◆ What to do
Copy each line exactly. Leave nothing out.

....................

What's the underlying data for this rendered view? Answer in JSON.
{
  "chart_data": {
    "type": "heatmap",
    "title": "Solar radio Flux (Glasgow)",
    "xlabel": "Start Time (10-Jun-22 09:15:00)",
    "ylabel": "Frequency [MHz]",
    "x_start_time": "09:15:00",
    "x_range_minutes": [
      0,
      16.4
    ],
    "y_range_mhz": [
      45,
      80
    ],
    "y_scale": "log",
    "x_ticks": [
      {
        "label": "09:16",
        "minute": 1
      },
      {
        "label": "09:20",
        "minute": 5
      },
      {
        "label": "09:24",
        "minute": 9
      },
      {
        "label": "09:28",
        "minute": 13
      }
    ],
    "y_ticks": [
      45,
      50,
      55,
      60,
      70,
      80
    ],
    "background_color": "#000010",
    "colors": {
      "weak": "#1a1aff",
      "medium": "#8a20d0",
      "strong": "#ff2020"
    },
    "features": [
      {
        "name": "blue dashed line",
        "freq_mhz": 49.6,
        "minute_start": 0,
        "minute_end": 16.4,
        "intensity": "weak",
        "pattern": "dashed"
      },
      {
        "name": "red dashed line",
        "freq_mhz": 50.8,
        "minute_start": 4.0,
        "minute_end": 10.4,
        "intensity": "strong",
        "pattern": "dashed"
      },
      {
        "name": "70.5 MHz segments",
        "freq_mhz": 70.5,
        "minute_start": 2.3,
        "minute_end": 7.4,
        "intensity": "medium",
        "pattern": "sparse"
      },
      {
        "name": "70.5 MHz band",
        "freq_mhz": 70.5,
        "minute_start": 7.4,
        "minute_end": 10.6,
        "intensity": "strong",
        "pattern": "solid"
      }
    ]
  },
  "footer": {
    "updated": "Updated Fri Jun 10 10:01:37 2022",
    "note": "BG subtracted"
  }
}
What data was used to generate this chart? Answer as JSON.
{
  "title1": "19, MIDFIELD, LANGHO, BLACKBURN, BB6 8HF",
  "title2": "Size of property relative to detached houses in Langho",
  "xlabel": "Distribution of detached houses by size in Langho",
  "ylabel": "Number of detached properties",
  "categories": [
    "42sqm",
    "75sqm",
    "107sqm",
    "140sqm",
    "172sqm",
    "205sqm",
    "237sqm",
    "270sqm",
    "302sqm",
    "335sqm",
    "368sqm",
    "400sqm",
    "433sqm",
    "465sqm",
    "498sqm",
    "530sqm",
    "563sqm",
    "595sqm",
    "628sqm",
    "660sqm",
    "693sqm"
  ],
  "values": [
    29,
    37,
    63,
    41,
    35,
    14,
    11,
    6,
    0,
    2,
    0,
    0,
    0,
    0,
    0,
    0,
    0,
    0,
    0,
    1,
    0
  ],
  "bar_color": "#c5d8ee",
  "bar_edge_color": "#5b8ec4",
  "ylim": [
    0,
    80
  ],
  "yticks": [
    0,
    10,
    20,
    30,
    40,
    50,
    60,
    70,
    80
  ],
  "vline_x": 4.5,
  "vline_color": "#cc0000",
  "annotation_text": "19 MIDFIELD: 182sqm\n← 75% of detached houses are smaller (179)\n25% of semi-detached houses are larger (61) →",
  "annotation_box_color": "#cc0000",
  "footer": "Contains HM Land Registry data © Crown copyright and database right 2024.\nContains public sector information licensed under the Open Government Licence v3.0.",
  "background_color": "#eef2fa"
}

....................

◆ Output of the exercise
What's the underlying data for this rendered view? Answer in JSON.
{
  "chart_data": {
    "type": "heatmap",
    "title": "Solar radio Flux (Glasgow)",
    "xlabel": "Start Time (10-Jun-22 09:15:00)",
    "ylabel": "Frequency [MHz]",
    "x_start_time": "09:15:00",
    "x_range_minutes": [
      0,
      16.4
    ],
    "y_range_mhz": [
      45,
      80
    ],
    "y_scale": "log",
    "x_ticks": [
      {
        "label": "09:16",
        "minute": 1
      },
      {
        "label": "09:20",
        "minute": 5
      },
      {
        "label": "09:24",
        "minute": 9
      },
      {
        "label": "09:28",
        "minute": 13
      }
    ],
    "y_ticks": [
      45,
      50,
      55,
      60,
      70,
      80
    ],
    "background_color": "#000010",
    "colors": {
      "weak": "#1a1aff",
      "medium": "#8a20d0",
      "strong": "#ff2020"
    },
    "features": [
      {
        "name": "blue dashed line",
        "freq_mhz": 49.6,
        "minute_start": 0,
        "minute_end": 16.4,
        "intensity": "weak",
        "pattern": "dashed"
      },
      {
        "name": "red dashed line",
        "freq_mhz": 50.8,
        "minute_start": 4.0,
        "minute_end": 10.4,
        "intensity": "strong",
        "pattern": "dashed"
      },
      {
        "name": "70.5 MHz segments",
        "freq_mhz": 70.5,
        "minute_start": 2.3,
        "minute_end": 7.4,
        "intensity": "medium",
        "pattern": "sparse"
      },
      {
        "name": "70.5 MHz band",
        "freq_mhz": 70.5,
        "minute_start": 7.4,
        "minute_end": 10.6,
        "intensity": "strong",
        "pattern": "solid"
      }
    ]
  },
  "footer": {
    "updated": "Updated Fri Jun 10 10:01:37 2022",
    "note": "BG subtracted"
  }
}
What data was used to generate this chart? Answer as JSON.
{
  "title1": "19, MIDFIELD, LANGHO, BLACKBURN, BB6 8HF",
  "title2": "Size of property relative to detached houses in Langho",
  "xlabel": "Distribution of detached houses by size in Langho",
  "ylabel": "Number of detached properties",
  "categories": [
    "42sqm",
    "75sqm",
    "107sqm",
    "140sqm",
    "172sqm",
    "205sqm",
    "237sqm",
    "270sqm",
    "302sqm",
    "335sqm",
    "368sqm",
    "400sqm",
    "433sqm",
    "465sqm",
    "498sqm",
    "530sqm",
    "563sqm",
    "595sqm",
    "628sqm",
    "660sqm",
    "693sqm"
  ],
  "values": [
    29,
    37,
    63,
    41,
    35,
    14,
    11,
    6,
    0,
    2,
    0,
    0,
    0,
    0,
    0,
    0,
    0,
    0,
    0,
    1,
    0
  ],
  "bar_color": "#c5d8ee",
  "bar_edge_color": "#5b8ec4",
  "ylim": [
    0,
    80
  ],
  "yticks": [
    0,
    10,
    20,
    30,
    40,
    50,
    60,
    70,
    80
  ],
  "vline_x": 4.5,
  "vline_color": "#cc0000",
  "annotation_text": "19 MIDFIELD: 182sqm\n← 75% of detached houses are smaller (179)\n25% of semi-detached houses are larger (61) →",
  "annotation_box_color": "#cc0000",
  "footer": "Contains HM Land Registry data © Crown copyright and database right 2024.\nContains public sector information licensed under the Open Government Licence v3.0.",
  "background_color": "#eef2fa"
}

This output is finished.